> **REQUIRED WORK**:
Your answer should consist of the lines holding "Transgenic", copied from the material below.

> **DATA FOR THIS EXERCISE**:
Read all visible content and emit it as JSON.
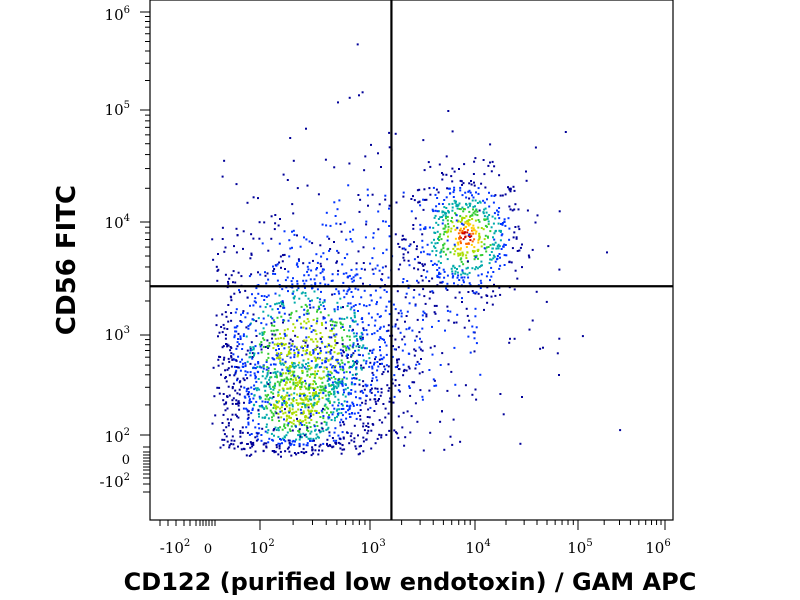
{
  "chart_data": {
    "type": "scatter",
    "title": "",
    "xlabel": "CD122 (purified low endotoxin) / GAM APC",
    "ylabel": "CD56 FITC",
    "x_scale": "biexponential",
    "y_scale": "biexponential",
    "xlim": [
      -300,
      1000000
    ],
    "ylim": [
      -300,
      1000000
    ],
    "x_ticks": [
      {
        "base": "-10",
        "exp": "2",
        "value": -100
      },
      {
        "base": "0",
        "exp": "",
        "value": 0
      },
      {
        "base": "10",
        "exp": "2",
        "value": 100
      },
      {
        "base": "10",
        "exp": "3",
        "value": 1000
      },
      {
        "base": "10",
        "exp": "4",
        "value": 10000
      },
      {
        "base": "10",
        "exp": "5",
        "value": 100000
      },
      {
        "base": "10",
        "exp": "6",
        "value": 1000000
      }
    ],
    "y_ticks": [
      {
        "base": "10",
        "exp": "6",
        "value": 1000000
      },
      {
        "base": "10",
        "exp": "5",
        "value": 100000
      },
      {
        "base": "10",
        "exp": "4",
        "value": 10000
      },
      {
        "base": "10",
        "exp": "3",
        "value": 1000
      },
      {
        "base": "10",
        "exp": "2",
        "value": 100
      },
      {
        "base": "0",
        "exp": "",
        "value": 0
      },
      {
        "base": "-10",
        "exp": "2",
        "value": -100
      }
    ],
    "quadrant_gates": {
      "x": 1600,
      "y": 2700
    },
    "populations": [
      {
        "x": 8000,
        "y": 7500,
        "n": 650,
        "spread": 0.18
      },
      {
        "x": 220,
        "y": 220,
        "n": 900,
        "spread": 0.22
      },
      {
        "x": 260,
        "y": 700,
        "n": 900,
        "spread": 0.3
      },
      {
        "x": 350,
        "y": 1500,
        "n": 350,
        "spread": 0.35
      },
      {
        "x": 1500,
        "y": 2000,
        "n": 300,
        "spread": 0.45
      }
    ],
    "density_colors": [
      "#000099",
      "#0033ff",
      "#00aaaa",
      "#33cc33",
      "#aadd00",
      "#ffcc00",
      "#ff6600",
      "#cc0000"
    ],
    "grid": false,
    "legend": "none"
  }
}
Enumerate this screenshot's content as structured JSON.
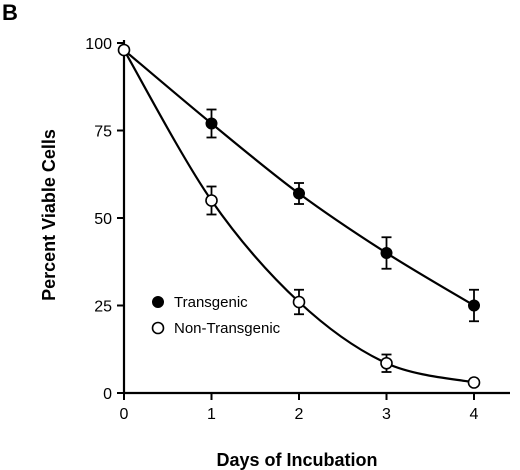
{
  "panel_label": "B",
  "chart_data": {
    "type": "line",
    "title": "",
    "xlabel": "Days of Incubation",
    "ylabel": "Percent Viable Cells",
    "xlim": [
      0,
      4.4
    ],
    "ylim": [
      0,
      100
    ],
    "x_ticks": [
      0,
      1,
      2,
      3,
      4
    ],
    "y_ticks": [
      0,
      25,
      50,
      75,
      100
    ],
    "x_tick_labels": [
      "0",
      "1",
      "2",
      "3",
      "4"
    ],
    "y_tick_labels": [
      "0",
      "25",
      "50",
      "75",
      "100"
    ],
    "grid": false,
    "legend_position": "lower-left",
    "series": [
      {
        "name": "Transgenic",
        "marker": "filled-circle",
        "color": "#000000",
        "x": [
          0,
          1,
          2,
          3,
          4
        ],
        "y": [
          98,
          77,
          57,
          40,
          25
        ],
        "error": [
          0,
          4,
          3,
          4.5,
          4.5
        ]
      },
      {
        "name": "Non-Transgenic",
        "marker": "open-circle",
        "color": "#000000",
        "x": [
          0,
          1,
          2,
          3,
          4
        ],
        "y": [
          98,
          55,
          26,
          8.5,
          3
        ],
        "error": [
          0,
          4,
          3.5,
          2.5,
          0
        ]
      }
    ]
  }
}
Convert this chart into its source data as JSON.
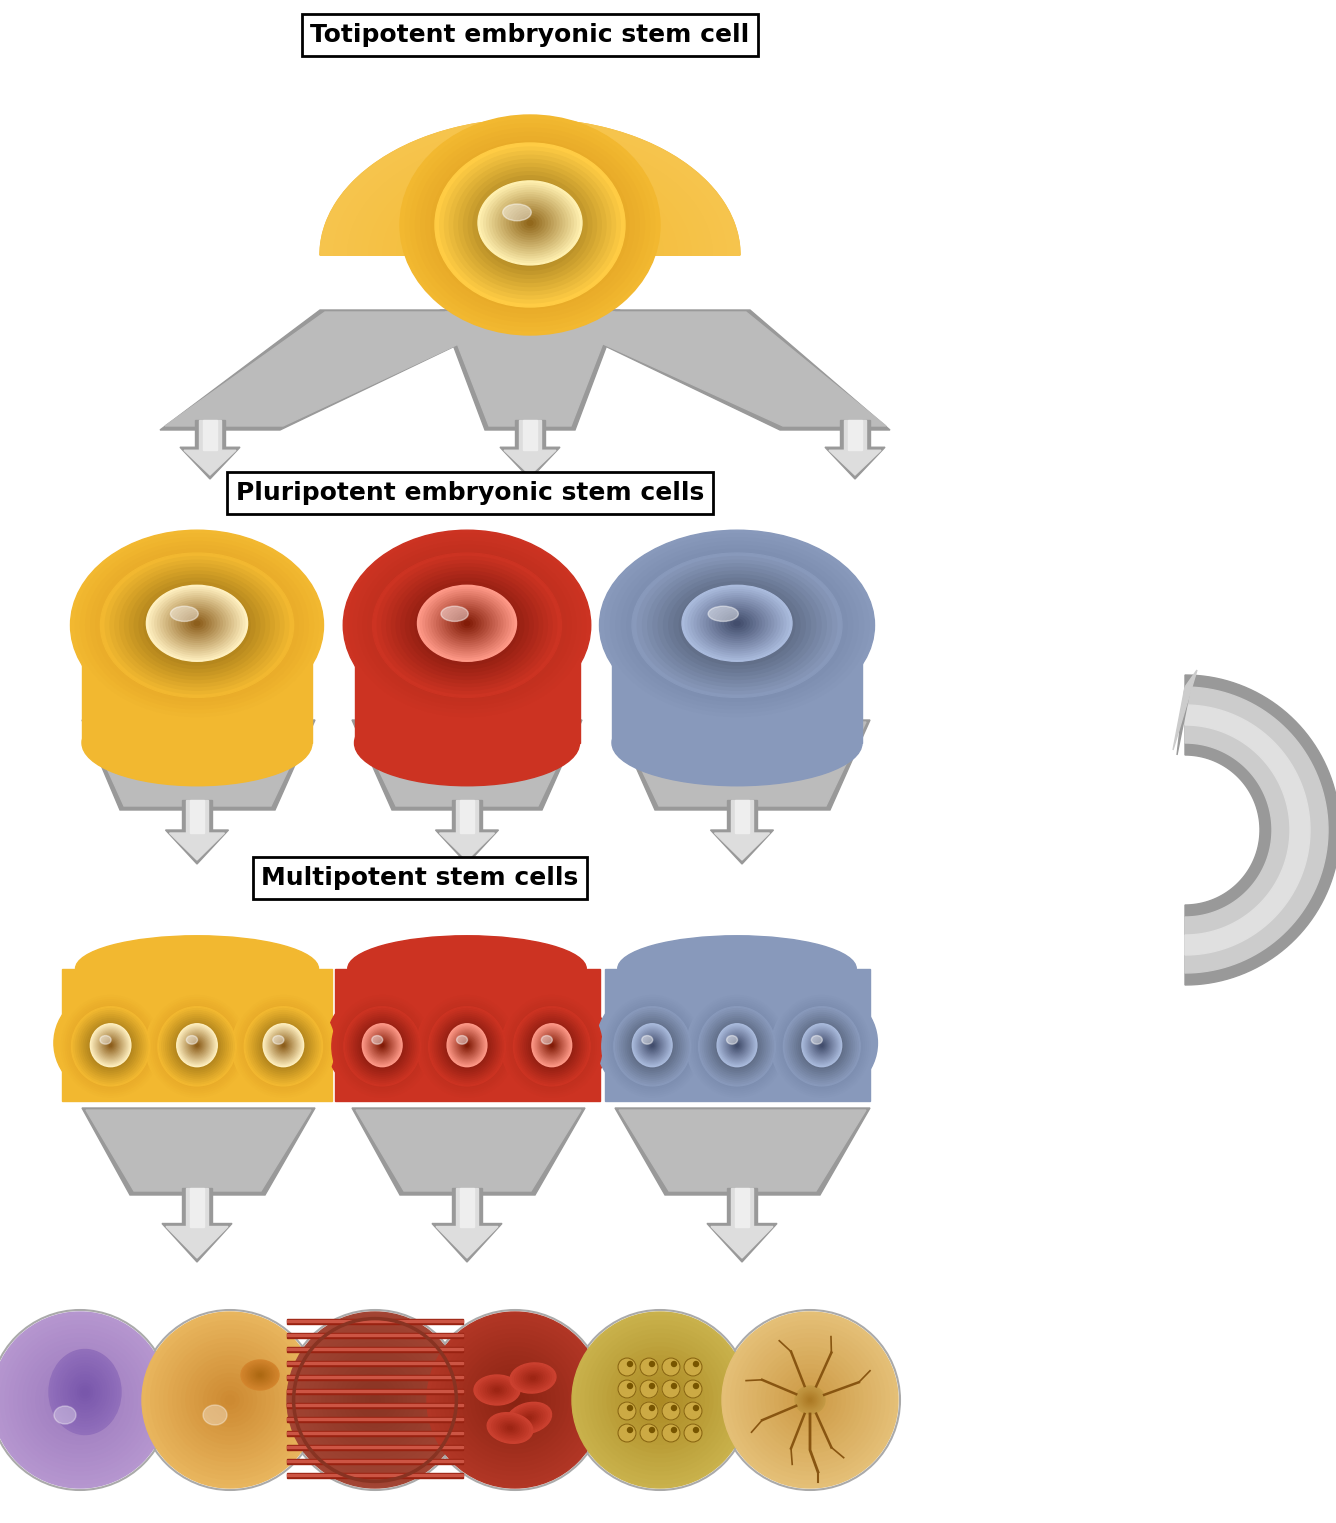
{
  "bg_color": "#ffffff",
  "labels": {
    "totipotent": "Totipotent embryonic stem cell",
    "pluripotent": "Pluripotent embryonic stem cells",
    "multipotent": "Multipotent stem cells"
  },
  "colors": {
    "yellow_cell": "#F2B830",
    "yellow_dark": "#D4950A",
    "yellow_light": "#FFE090",
    "red_cell": "#CC3322",
    "red_dark": "#AA1100",
    "red_light": "#FF9988",
    "blue_cell": "#8899BB",
    "blue_dark": "#556688",
    "blue_light": "#BBCCEE",
    "gray_outer": "#999999",
    "gray_inner": "#DDDDDD",
    "gray_mid": "#BBBBBB",
    "white": "#ffffff",
    "black": "#111111"
  },
  "figsize": [
    13.36,
    15.23
  ],
  "dpi": 100
}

> **EXPECTED ANSWER**:
        "name": "Transgenic",
        "name": "Non-Transgenic",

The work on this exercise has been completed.